**Task objective**.
Reproduce the listing below in its entirety. Change nothing.

**Dataset items**.
•••

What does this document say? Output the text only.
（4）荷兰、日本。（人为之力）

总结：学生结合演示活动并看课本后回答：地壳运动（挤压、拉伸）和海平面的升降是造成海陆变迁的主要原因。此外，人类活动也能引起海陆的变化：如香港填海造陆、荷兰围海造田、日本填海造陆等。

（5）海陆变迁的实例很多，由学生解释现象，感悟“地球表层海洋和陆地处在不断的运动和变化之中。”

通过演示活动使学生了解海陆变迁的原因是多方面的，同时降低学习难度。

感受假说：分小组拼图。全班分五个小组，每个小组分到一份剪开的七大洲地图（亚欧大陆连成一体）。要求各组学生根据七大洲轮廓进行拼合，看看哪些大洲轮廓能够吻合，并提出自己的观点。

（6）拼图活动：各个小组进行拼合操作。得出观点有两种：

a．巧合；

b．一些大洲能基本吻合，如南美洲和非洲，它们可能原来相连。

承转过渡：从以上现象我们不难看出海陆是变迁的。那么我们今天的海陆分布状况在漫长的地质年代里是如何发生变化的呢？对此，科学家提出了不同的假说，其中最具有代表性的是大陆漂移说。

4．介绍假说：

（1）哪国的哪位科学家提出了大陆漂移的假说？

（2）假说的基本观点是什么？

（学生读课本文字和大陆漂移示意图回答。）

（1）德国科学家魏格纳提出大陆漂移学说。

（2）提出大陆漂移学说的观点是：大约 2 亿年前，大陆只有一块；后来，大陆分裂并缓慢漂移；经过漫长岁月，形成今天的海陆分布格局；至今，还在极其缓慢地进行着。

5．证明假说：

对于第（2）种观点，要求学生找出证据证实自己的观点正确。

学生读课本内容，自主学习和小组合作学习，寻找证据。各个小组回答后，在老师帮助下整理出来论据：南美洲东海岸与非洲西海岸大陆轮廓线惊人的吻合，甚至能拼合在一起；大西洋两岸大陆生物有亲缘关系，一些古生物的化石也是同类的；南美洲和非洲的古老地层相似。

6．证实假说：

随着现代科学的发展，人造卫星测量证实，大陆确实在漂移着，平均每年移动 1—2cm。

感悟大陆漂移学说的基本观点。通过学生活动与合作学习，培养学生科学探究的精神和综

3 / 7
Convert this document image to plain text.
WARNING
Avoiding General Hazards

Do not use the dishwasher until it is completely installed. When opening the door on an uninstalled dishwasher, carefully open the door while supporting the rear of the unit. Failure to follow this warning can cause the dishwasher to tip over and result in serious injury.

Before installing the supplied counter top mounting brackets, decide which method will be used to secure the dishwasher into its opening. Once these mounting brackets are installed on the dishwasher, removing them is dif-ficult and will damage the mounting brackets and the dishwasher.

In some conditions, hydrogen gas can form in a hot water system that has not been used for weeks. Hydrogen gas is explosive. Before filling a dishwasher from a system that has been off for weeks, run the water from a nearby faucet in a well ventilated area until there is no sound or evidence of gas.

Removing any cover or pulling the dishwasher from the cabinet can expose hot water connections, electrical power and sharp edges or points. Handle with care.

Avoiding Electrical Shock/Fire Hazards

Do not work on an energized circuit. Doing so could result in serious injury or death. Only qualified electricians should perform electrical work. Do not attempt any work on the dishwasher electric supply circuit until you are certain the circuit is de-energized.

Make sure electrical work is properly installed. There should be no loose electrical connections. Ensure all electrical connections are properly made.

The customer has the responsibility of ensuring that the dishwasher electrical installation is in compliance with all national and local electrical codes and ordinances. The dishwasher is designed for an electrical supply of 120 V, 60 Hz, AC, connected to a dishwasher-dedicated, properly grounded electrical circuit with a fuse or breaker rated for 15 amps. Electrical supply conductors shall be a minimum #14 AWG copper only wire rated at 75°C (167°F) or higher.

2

•••

**Response to the task**.
What does this document say? Output the text only.
（4）荷兰、日本。（人为之力）

总结：学生结合演示活动并看课本后回答：地壳运动（挤压、拉伸）和海平面的升降是造成海陆变迁的主要原因。此外，人类活动也能引起海陆的变化：如香港填海造陆、荷兰围海造田、日本填海造陆等。

（5）海陆变迁的实例很多，由学生解释现象，感悟“地球表层海洋和陆地处在不断的运动和变化之中。”

通过演示活动使学生了解海陆变迁的原因是多方面的，同时降低学习难度。

感受假说：分小组拼图。全班分五个小组，每个小组分到一份剪开的七大洲地图（亚欧大陆连成一体）。要求各组学生根据七大洲轮廓进行拼合，看看哪些大洲轮廓能够吻合，并提出自己的观点。

（6）拼图活动：各个小组进行拼合操作。得出观点有两种：

a．巧合；

b．一些大洲能基本吻合，如南美洲和非洲，它们可能原来相连。

承转过渡：从以上现象我们不难看出海陆是变迁的。那么我们今天的海陆分布状况在漫长的地质年代里是如何发生变化的呢？对此，科学家提出了不同的假说，其中最具有代表性的是大陆漂移说。

4．介绍假说：

（1）哪国的哪位科学家提出了大陆漂移的假说？

（2）假说的基本观点是什么？

（学生读课本文字和大陆漂移示意图回答。）

（1）德国科学家魏格纳提出大陆漂移学说。

（2）提出大陆漂移学说的观点是：大约 2 亿年前，大陆只有一块；后来，大陆分裂并缓慢漂移；经过漫长岁月，形成今天的海陆分布格局；至今，还在极其缓慢地进行着。

5．证明假说：

对于第（2）种观点，要求学生找出证据证实自己的观点正确。

学生读课本内容，自主学习和小组合作学习，寻找证据。各个小组回答后，在老师帮助下整理出来论据：南美洲东海岸与非洲西海岸大陆轮廓线惊人的吻合，甚至能拼合在一起；大西洋两岸大陆生物有亲缘关系，一些古生物的化石也是同类的；南美洲和非洲的古老地层相似。

6．证实假说：

随着现代科学的发展，人造卫星测量证实，大陆确实在漂移着，平均每年移动 1—2cm。

感悟大陆漂移学说的基本观点。通过学生活动与合作学习，培养学生科学探究的精神和综

3 / 7
Convert this document image to plain text.
WARNING
Avoiding General Hazards

Do not use the dishwasher until it is completely installed. When opening the door on an uninstalled dishwasher, carefully open the door while supporting the rear of the unit. Failure to follow this warning can cause the dishwasher to tip over and result in serious injury.

Before installing the supplied counter top mounting brackets, decide which method will be used to secure the dishwasher into its opening. Once these mounting brackets are installed on the dishwasher, removing them is dif-ficult and will damage the mounting brackets and the dishwasher.

In some conditions, hydrogen gas can form in a hot water system that has not been used for weeks. Hydrogen gas is explosive. Before filling a dishwasher from a system that has been off for weeks, run the water from a nearby faucet in a well ventilated area until there is no sound or evidence of gas.

Removing any cover or pulling the dishwasher from the cabinet can expose hot water connections, electrical power and sharp edges or points. Handle with care.

Avoiding Electrical Shock/Fire Hazards

Do not work on an energized circuit. Doing so could result in serious injury or death. Only qualified electricians should perform electrical work. Do not attempt any work on the dishwasher electric supply circuit until you are certain the circuit is de-energized.

Make sure electrical work is properly installed. There should be no loose electrical connections. Ensure all electrical connections are properly made.

The customer has the responsibility of ensuring that the dishwasher electrical installation is in compliance with all national and local electrical codes and ordinances. The dishwasher is designed for an electrical supply of 120 V, 60 Hz, AC, connected to a dishwasher-dedicated, properly grounded electrical circuit with a fuse or breaker rated for 15 amps. Electrical supply conductors shall be a minimum #14 AWG copper only wire rated at 75°C (167°F) or higher.

2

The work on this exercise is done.